INFORMATION SHOWN:
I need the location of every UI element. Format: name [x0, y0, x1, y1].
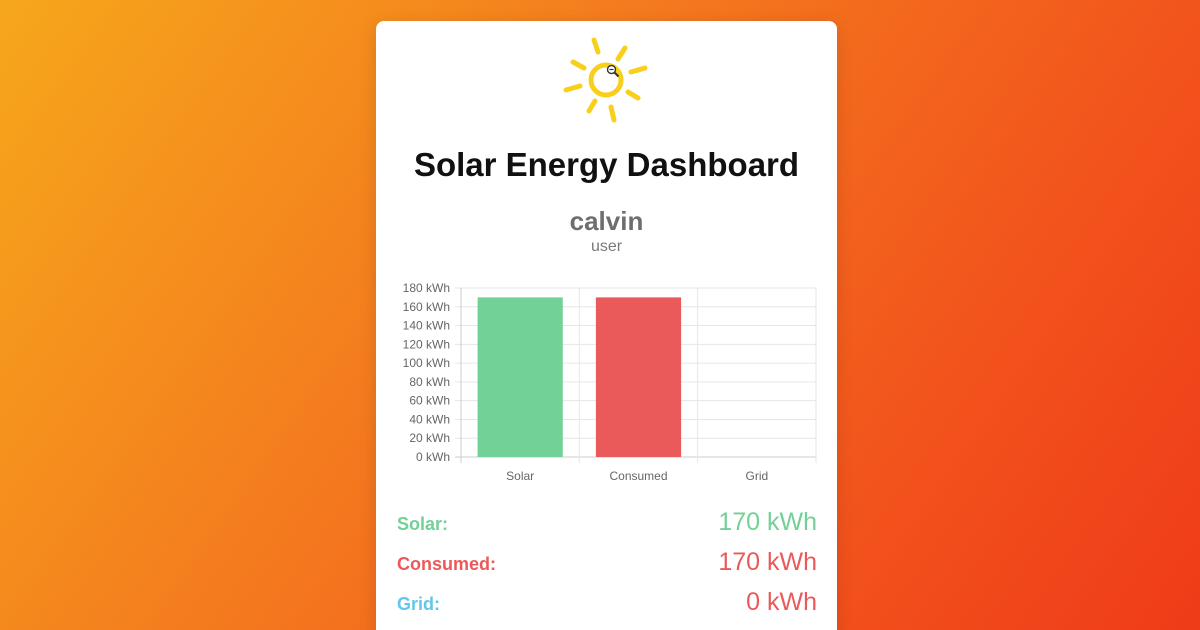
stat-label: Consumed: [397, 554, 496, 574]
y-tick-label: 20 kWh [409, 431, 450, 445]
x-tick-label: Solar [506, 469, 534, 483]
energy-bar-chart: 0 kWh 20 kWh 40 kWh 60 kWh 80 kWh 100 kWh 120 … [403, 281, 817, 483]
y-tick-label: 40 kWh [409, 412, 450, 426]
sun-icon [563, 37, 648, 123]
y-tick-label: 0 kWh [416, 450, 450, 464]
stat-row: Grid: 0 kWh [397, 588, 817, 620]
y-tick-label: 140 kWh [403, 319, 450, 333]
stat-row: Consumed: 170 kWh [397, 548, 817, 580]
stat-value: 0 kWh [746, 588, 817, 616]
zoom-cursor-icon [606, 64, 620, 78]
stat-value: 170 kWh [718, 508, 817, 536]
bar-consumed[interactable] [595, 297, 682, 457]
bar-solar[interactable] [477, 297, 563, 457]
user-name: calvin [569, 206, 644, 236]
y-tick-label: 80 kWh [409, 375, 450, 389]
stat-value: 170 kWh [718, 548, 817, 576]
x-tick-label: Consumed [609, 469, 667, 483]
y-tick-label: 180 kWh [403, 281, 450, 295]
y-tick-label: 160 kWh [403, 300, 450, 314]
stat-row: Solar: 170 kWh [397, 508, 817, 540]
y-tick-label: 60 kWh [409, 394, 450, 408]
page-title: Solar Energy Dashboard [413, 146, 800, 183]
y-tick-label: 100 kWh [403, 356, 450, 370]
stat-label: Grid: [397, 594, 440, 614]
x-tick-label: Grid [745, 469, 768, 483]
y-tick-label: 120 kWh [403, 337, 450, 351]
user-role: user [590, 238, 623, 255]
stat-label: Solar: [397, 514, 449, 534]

WHAT IS BEING ASKED: Rewrite the records between the line containing "stat-label: Consumed: [397, 554, 496, 574]" and the line containing "stat-value: 170 kWh [718, 548, 817, 576]", inclusive, as a numbered list, leaving out any blank lines.

OUTPUT OF THE EXERCISE:
1. stat-label: Consumed: [397, 554, 496, 574]
2. y-tick-label: 20 kWh [409, 431, 450, 445]
3. x-tick-label: Solar [506, 469, 534, 483]
4. energy-bar-chart: 0 kWh 20 kWh 40 kWh 60 kWh 80 kWh 100 kWh 120 … [403, 281, 817, 483]
5. y-tick-label: 40 kWh [409, 412, 450, 426]
6. sun-icon [563, 37, 648, 123]
7. y-tick-label: 0 kWh [416, 450, 450, 464]
8. stat-row: Grid: 0 kWh [397, 588, 817, 620]
9. y-tick-label: 140 kWh [403, 319, 450, 333]
10. stat-row: Consumed: 170 kWh [397, 548, 817, 580]
11. stat-value: 0 kWh [746, 588, 817, 616]
12. zoom-cursor-icon [606, 64, 620, 78]
13. stat-value: 170 kWh [718, 508, 817, 536]
14. bar-consumed[interactable] [595, 297, 682, 457]
15. bar-solar[interactable] [477, 297, 563, 457]
16. user-name: calvin [569, 206, 644, 236]
17. y-tick-label: 80 kWh [409, 375, 450, 389]
18. stat-value: 170 kWh [718, 548, 817, 576]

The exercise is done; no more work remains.